## Problem to solve
Wherever a line in the data below holds "brought", copy that line.

** start Records provided **

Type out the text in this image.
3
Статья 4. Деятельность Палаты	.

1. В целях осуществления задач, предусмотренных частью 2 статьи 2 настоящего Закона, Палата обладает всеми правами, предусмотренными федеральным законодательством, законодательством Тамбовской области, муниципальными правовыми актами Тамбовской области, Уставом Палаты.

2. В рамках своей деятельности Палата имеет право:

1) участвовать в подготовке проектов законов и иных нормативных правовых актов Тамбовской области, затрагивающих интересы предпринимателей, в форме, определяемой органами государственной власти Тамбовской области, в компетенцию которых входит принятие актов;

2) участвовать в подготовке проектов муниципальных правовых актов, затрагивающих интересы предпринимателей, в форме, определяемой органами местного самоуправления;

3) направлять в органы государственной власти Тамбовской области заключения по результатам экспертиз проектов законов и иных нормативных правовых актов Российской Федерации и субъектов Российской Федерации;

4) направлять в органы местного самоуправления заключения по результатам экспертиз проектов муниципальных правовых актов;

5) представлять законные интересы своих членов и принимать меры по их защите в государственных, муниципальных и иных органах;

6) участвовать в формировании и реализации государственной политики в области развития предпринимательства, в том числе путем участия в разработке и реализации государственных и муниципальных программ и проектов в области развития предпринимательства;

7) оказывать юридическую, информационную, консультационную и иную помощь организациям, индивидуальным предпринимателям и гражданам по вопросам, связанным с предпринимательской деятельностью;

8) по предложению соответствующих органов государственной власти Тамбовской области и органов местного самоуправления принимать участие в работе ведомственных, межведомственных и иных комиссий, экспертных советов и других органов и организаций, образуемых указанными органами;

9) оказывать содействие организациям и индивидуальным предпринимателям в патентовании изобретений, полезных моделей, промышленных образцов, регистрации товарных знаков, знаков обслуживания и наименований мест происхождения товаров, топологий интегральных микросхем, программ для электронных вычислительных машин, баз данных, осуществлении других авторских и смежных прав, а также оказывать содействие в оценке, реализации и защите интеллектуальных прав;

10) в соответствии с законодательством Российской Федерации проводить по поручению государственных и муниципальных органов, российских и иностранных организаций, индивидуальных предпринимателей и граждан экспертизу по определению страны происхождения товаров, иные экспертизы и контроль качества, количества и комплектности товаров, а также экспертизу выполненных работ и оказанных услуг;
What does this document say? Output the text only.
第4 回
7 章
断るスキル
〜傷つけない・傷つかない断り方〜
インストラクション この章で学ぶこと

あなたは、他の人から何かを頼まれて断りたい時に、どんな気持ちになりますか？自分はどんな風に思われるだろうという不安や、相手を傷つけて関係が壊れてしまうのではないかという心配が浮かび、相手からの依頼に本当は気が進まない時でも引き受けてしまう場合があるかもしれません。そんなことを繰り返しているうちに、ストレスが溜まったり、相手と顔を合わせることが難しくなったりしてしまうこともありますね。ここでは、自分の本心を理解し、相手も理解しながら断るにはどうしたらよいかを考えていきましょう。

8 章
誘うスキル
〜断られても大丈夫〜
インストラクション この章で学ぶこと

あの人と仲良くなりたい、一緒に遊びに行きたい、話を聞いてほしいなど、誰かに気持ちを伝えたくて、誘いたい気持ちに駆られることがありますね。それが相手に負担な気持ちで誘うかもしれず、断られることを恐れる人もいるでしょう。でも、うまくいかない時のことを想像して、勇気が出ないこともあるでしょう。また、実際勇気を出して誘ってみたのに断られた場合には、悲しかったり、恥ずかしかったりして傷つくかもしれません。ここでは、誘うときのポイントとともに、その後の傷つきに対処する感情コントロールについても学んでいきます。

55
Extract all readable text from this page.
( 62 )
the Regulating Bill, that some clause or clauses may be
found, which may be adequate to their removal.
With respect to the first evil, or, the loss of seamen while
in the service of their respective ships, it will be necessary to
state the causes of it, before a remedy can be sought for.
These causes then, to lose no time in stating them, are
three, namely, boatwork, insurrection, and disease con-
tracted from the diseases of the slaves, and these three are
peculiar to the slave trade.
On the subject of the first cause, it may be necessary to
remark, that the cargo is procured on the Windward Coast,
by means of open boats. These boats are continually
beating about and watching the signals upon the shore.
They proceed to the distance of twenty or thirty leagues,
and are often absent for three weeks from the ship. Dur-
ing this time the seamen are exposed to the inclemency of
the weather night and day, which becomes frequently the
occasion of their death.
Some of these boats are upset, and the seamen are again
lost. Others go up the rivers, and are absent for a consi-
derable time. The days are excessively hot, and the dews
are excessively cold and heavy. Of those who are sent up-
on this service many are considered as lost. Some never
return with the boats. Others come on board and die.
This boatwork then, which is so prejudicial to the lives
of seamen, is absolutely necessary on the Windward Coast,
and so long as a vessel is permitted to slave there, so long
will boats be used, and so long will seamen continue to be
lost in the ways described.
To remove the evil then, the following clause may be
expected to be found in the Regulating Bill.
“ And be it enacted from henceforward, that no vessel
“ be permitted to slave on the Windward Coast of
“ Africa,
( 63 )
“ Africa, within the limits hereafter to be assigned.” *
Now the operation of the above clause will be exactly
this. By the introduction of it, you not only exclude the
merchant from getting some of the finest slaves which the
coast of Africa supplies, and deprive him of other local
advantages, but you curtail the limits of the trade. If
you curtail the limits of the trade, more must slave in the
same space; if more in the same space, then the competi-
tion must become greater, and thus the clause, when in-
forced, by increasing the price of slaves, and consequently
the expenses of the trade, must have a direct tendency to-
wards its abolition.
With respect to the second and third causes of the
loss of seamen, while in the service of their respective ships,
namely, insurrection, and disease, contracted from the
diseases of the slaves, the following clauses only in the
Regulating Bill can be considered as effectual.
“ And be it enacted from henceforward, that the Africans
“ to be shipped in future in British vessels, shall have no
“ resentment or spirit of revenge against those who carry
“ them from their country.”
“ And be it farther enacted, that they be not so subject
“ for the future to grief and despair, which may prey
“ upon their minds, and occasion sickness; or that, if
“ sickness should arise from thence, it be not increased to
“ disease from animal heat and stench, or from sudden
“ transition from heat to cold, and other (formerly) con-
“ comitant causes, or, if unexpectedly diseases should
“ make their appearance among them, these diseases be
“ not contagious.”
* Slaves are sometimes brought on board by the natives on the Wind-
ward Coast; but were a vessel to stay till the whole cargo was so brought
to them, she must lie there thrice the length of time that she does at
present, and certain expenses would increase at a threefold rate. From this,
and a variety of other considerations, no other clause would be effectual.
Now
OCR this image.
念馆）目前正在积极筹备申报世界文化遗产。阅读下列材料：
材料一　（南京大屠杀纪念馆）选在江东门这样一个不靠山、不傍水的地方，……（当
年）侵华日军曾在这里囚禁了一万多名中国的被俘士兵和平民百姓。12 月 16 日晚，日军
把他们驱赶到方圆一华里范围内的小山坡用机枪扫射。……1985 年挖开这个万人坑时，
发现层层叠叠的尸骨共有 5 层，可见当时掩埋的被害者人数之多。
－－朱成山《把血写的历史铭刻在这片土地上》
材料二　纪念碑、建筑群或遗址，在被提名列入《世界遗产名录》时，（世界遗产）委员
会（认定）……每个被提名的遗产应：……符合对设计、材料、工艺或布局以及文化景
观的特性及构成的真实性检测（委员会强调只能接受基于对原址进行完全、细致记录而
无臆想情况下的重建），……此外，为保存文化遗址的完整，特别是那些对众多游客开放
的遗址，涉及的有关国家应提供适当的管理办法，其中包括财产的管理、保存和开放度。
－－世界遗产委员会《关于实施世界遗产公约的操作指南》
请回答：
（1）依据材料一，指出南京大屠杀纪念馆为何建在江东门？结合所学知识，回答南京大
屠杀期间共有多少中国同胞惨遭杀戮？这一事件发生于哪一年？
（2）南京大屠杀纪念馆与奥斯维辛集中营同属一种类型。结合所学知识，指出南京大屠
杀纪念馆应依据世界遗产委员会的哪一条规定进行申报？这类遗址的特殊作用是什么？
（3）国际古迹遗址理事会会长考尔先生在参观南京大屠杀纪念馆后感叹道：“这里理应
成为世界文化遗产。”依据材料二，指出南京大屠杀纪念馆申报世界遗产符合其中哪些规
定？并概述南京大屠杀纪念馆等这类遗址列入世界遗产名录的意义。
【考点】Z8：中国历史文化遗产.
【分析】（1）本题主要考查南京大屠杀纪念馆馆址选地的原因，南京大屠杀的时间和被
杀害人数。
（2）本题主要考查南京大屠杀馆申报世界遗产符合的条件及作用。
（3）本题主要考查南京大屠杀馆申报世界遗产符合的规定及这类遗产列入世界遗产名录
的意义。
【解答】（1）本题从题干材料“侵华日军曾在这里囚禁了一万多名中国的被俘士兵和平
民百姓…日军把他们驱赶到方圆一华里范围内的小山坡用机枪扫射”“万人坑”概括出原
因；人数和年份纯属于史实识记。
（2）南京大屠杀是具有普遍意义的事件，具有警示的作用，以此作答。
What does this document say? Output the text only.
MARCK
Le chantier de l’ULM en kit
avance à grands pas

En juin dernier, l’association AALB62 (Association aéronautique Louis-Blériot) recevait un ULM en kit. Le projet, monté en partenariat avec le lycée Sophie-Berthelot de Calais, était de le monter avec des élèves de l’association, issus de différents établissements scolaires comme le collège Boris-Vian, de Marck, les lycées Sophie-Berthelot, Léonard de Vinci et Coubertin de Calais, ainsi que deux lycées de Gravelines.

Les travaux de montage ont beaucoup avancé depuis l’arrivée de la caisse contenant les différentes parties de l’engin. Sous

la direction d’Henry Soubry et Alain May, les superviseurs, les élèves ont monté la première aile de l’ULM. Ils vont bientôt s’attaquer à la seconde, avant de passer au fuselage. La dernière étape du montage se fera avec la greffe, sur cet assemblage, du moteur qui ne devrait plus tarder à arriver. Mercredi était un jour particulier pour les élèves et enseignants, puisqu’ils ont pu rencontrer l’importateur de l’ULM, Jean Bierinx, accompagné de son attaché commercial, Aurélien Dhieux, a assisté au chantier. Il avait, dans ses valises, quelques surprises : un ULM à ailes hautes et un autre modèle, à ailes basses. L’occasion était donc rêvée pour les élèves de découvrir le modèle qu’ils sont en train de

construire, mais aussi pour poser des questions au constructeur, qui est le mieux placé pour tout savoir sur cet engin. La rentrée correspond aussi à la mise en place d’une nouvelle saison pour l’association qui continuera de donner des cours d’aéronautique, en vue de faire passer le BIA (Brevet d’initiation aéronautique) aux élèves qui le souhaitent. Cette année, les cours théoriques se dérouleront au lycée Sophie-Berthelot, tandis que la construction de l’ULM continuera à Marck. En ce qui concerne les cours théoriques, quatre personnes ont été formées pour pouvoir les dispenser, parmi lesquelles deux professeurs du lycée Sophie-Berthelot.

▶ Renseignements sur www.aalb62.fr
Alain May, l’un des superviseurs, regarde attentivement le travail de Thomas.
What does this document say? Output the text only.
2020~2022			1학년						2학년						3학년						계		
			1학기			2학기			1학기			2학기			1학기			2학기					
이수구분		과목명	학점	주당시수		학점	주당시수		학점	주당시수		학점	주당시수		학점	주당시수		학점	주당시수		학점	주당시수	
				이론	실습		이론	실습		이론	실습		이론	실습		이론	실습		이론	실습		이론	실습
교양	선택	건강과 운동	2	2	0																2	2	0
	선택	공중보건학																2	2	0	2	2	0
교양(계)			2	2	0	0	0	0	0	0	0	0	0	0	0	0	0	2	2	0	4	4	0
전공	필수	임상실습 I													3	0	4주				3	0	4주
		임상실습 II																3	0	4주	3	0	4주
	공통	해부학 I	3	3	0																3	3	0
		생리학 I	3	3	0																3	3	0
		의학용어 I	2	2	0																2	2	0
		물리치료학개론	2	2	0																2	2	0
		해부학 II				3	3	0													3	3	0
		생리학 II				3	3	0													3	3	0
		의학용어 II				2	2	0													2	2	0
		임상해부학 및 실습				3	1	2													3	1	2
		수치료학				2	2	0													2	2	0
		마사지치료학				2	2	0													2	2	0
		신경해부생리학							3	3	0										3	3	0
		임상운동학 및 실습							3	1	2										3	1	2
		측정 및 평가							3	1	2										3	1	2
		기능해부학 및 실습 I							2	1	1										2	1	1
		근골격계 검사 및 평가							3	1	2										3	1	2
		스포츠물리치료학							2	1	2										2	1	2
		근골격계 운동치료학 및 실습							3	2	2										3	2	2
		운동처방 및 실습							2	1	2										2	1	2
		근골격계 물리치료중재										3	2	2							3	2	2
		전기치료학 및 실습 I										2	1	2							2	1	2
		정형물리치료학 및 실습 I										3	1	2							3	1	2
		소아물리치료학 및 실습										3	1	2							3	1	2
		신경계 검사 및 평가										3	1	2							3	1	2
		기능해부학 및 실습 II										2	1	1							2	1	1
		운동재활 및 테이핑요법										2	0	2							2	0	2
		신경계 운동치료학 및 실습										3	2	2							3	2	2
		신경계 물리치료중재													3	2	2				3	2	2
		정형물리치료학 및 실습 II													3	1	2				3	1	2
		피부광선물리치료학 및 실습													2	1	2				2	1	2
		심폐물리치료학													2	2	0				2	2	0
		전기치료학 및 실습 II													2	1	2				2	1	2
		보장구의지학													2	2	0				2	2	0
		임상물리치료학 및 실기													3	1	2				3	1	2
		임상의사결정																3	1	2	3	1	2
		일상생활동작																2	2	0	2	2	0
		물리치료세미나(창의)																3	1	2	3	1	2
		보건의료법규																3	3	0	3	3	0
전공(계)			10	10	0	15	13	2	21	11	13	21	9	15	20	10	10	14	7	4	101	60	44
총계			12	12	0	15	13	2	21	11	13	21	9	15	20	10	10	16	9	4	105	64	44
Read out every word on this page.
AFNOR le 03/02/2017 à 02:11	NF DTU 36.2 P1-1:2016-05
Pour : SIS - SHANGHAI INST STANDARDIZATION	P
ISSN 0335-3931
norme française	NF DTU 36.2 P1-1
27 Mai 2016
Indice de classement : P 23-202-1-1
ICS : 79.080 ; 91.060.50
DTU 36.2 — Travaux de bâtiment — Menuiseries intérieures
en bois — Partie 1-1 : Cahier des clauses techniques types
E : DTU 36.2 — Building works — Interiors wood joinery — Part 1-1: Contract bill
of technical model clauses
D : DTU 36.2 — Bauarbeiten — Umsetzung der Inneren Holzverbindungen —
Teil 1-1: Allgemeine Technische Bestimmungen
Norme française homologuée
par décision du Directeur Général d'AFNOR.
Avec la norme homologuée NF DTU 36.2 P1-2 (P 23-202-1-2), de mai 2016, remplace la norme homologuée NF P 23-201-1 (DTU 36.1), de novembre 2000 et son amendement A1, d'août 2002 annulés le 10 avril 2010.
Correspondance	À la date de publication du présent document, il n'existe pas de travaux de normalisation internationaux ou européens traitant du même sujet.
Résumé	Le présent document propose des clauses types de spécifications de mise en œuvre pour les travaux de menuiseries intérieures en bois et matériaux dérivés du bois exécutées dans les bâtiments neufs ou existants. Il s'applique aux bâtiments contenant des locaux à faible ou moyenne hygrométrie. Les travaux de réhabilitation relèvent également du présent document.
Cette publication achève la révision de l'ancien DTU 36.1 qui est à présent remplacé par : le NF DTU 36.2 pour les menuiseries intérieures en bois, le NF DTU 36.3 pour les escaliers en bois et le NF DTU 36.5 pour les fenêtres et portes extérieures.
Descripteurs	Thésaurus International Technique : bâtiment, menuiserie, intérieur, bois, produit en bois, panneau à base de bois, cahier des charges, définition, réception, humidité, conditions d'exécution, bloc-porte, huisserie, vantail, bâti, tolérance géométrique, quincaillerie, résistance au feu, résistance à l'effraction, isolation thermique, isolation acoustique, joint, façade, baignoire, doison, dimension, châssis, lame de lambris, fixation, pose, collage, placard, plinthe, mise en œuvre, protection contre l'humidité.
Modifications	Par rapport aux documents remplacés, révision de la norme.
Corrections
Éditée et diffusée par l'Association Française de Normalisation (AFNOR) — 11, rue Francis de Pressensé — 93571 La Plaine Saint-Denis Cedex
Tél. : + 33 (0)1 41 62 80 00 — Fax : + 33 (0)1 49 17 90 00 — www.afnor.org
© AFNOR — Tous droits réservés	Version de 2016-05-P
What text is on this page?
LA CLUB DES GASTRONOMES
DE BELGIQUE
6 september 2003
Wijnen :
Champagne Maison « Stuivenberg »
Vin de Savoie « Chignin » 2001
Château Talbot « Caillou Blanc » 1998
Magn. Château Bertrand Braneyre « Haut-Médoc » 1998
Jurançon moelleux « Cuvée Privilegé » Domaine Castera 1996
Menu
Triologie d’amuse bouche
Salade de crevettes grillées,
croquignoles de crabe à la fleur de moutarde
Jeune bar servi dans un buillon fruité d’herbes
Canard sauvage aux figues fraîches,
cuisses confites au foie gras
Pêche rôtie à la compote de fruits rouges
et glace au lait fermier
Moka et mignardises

** end Records provided **

## Exercise output
* Slaves are sometimes brought on board by the natives on the Wind-
ward Coast; but were a vessel to stay till the whole cargo was so brought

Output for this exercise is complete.